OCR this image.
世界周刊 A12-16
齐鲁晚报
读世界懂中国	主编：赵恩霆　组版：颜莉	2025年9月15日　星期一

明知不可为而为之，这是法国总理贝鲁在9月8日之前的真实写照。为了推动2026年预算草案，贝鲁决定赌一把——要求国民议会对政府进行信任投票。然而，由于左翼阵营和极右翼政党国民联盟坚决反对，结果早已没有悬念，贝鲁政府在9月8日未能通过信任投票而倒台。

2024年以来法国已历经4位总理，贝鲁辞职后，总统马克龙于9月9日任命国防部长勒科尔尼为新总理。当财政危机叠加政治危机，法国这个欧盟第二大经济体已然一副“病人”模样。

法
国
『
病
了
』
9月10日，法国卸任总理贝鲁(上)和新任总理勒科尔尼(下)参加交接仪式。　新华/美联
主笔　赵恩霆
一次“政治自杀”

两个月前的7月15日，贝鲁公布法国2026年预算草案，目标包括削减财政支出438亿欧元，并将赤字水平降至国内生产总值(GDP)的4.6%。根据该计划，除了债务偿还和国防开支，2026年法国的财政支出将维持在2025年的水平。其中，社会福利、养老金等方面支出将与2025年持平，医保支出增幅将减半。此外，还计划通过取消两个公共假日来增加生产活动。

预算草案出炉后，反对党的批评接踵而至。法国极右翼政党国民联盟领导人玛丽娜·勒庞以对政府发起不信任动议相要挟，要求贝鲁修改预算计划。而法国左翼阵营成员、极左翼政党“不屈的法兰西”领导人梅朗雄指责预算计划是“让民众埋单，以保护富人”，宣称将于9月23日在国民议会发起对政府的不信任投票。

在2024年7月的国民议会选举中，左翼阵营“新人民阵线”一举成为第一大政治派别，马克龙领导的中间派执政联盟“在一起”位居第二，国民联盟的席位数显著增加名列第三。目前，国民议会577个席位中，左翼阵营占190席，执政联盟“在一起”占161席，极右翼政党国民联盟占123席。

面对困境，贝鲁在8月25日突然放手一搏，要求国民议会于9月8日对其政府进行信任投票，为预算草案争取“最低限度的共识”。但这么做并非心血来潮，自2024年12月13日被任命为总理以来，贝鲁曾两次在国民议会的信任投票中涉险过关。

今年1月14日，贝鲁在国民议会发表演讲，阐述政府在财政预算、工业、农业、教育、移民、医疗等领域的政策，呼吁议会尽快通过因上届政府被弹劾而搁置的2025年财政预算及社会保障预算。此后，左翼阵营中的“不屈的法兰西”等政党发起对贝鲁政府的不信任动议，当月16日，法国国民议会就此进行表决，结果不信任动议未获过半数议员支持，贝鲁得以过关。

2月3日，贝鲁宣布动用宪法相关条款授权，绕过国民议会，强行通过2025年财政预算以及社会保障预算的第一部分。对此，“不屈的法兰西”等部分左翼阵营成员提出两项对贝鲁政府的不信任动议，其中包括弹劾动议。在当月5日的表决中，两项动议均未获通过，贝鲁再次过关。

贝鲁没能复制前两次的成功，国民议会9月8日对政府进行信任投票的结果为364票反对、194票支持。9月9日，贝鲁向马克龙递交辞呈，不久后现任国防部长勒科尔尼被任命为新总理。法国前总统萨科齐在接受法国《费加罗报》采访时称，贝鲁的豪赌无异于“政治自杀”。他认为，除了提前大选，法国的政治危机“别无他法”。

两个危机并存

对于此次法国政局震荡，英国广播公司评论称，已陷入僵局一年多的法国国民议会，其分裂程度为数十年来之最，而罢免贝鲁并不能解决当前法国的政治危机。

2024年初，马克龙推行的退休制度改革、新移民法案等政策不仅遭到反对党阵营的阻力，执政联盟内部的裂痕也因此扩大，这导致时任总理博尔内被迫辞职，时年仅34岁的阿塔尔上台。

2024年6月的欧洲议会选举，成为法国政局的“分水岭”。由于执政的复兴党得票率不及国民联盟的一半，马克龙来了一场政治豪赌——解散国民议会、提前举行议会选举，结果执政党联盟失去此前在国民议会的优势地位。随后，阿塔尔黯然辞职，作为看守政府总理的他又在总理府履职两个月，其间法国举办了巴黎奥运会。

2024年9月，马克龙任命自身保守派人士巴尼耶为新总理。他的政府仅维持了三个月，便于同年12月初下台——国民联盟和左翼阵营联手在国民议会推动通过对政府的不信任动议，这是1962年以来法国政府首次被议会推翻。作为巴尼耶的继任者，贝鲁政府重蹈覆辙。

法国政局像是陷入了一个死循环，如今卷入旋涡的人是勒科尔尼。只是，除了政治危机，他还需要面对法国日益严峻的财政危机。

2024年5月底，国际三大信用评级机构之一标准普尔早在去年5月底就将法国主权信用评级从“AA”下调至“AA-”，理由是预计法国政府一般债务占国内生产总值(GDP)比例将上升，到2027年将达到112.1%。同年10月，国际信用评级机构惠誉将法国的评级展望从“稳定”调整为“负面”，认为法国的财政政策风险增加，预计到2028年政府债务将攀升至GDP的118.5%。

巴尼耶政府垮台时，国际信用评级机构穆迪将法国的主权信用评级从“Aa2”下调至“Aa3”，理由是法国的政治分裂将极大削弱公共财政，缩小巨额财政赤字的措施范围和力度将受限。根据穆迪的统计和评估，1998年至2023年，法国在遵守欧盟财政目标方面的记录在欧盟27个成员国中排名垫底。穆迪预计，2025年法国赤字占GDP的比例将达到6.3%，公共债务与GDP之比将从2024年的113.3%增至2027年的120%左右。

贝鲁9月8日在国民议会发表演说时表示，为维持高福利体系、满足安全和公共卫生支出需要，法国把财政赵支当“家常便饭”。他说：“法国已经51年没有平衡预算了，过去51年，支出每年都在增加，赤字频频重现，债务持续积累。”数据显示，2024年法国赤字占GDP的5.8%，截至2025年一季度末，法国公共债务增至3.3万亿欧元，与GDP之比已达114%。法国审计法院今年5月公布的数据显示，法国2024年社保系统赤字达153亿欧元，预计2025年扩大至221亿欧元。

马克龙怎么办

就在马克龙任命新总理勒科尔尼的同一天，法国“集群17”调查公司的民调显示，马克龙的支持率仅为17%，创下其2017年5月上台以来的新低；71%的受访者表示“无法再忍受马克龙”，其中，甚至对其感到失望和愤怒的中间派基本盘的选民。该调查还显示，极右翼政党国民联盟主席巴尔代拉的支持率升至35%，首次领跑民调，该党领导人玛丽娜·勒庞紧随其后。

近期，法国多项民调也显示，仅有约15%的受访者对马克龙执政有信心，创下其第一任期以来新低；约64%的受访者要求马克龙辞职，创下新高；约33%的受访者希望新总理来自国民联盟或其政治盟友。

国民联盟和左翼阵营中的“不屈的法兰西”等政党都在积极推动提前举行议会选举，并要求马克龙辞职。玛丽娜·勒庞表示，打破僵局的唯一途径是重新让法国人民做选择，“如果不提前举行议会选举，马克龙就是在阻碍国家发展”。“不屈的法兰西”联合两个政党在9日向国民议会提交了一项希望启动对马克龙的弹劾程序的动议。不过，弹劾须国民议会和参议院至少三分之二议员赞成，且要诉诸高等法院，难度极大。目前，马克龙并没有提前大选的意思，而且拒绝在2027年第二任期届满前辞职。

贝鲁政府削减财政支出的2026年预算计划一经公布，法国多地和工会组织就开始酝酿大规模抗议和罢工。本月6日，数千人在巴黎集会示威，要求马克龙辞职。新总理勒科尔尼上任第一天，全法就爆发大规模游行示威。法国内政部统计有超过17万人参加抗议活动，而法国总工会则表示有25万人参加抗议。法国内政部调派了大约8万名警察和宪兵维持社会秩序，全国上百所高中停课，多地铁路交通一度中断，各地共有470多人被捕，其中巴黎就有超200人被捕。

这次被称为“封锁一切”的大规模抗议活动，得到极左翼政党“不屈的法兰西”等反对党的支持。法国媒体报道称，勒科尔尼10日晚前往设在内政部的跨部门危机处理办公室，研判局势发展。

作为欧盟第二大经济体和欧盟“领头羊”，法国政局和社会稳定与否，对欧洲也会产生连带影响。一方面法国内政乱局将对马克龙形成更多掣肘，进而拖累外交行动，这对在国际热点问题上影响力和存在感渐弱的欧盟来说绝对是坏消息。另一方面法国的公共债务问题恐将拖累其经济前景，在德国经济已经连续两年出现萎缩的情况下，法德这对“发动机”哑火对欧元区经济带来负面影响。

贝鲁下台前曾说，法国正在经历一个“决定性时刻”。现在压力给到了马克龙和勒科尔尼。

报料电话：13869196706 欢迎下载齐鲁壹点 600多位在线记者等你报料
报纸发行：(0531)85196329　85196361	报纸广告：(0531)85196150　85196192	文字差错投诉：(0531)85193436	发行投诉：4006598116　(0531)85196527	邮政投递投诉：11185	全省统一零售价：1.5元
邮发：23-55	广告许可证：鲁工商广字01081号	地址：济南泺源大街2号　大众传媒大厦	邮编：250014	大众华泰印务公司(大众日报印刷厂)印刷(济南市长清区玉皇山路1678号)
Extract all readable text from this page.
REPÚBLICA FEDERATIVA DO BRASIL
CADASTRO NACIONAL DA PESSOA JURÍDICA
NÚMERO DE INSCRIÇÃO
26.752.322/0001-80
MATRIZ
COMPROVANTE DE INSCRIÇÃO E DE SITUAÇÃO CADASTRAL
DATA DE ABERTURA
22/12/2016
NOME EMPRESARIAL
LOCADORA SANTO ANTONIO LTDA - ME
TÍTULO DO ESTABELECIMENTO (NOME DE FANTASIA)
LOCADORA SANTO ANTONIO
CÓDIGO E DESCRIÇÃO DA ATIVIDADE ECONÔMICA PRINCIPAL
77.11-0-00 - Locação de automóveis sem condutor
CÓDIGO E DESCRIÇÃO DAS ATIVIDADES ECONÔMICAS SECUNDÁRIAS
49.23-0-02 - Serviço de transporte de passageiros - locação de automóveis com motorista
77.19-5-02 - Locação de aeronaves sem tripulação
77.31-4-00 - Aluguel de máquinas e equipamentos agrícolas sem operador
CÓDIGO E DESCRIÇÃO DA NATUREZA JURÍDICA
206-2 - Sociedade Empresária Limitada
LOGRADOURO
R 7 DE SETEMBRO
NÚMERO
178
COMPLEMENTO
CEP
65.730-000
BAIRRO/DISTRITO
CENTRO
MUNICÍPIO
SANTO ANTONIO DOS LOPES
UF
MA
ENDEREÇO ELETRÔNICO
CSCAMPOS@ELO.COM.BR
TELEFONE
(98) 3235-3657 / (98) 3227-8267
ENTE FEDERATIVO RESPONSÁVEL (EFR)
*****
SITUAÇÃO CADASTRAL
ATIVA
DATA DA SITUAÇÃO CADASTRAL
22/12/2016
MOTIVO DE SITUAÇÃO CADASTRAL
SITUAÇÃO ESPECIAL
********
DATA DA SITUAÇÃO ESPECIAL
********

> **Challenge**
Go through the lines above. Select every one that has the string "ANTONIO".

> **Task result**
LOCADORA SANTO ANTONIO LTDA - ME
LOCADORA SANTO ANTONIO
SANTO ANTONIO DOS LOPES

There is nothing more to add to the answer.